(Part of a data file)
══════════

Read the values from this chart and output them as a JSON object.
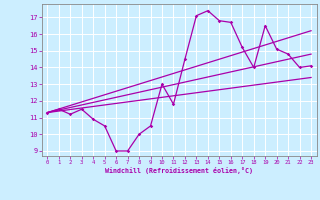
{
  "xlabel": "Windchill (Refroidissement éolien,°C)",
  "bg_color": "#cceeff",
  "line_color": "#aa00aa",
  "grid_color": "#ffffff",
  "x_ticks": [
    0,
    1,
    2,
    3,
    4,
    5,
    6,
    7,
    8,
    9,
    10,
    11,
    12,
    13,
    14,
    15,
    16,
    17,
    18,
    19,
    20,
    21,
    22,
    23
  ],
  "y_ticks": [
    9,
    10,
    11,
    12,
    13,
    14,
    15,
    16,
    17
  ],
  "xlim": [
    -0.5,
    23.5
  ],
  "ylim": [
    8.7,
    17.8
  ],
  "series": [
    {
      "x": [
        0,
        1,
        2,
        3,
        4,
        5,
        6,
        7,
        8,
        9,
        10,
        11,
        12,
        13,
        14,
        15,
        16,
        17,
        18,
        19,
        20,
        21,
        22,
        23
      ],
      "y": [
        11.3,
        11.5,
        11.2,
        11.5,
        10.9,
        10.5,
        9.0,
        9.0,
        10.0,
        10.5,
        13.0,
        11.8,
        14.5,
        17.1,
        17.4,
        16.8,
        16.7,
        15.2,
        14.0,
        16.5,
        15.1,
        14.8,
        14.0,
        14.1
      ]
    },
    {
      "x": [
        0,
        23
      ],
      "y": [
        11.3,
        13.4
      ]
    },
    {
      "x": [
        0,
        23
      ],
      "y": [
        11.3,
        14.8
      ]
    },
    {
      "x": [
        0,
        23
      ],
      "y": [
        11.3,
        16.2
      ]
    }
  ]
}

══════════

_Written problem:_ All entries must be written out again exactly as given, with no pictures in the copy.

_Result of this exercise:_
Read the values from this chart and output them as a JSON object.
{
  "xlabel": "Windchill (Refroidissement éolien,°C)",
  "bg_color": "#cceeff",
  "line_color": "#aa00aa",
  "grid_color": "#ffffff",
  "x_ticks": [
    0,
    1,
    2,
    3,
    4,
    5,
    6,
    7,
    8,
    9,
    10,
    11,
    12,
    13,
    14,
    15,
    16,
    17,
    18,
    19,
    20,
    21,
    22,
    23
  ],
  "y_ticks": [
    9,
    10,
    11,
    12,
    13,
    14,
    15,
    16,
    17
  ],
  "xlim": [
    -0.5,
    23.5
  ],
  "ylim": [
    8.7,
    17.8
  ],
  "series": [
    {
      "x": [
        0,
        1,
        2,
        3,
        4,
        5,
        6,
        7,
        8,
        9,
        10,
        11,
        12,
        13,
        14,
        15,
        16,
        17,
        18,
        19,
        20,
        21,
        22,
        23
      ],
      "y": [
        11.3,
        11.5,
        11.2,
        11.5,
        10.9,
        10.5,
        9.0,
        9.0,
        10.0,
        10.5,
        13.0,
        11.8,
        14.5,
        17.1,
        17.4,
        16.8,
        16.7,
        15.2,
        14.0,
        16.5,
        15.1,
        14.8,
        14.0,
        14.1
      ]
    },
    {
      "x": [
        0,
        23
      ],
      "y": [
        11.3,
        13.4
      ]
    },
    {
      "x": [
        0,
        23
      ],
      "y": [
        11.3,
        14.8
      ]
    },
    {
      "x": [
        0,
        23
      ],
      "y": [
        11.3,
        16.2
      ]
    }
  ]
}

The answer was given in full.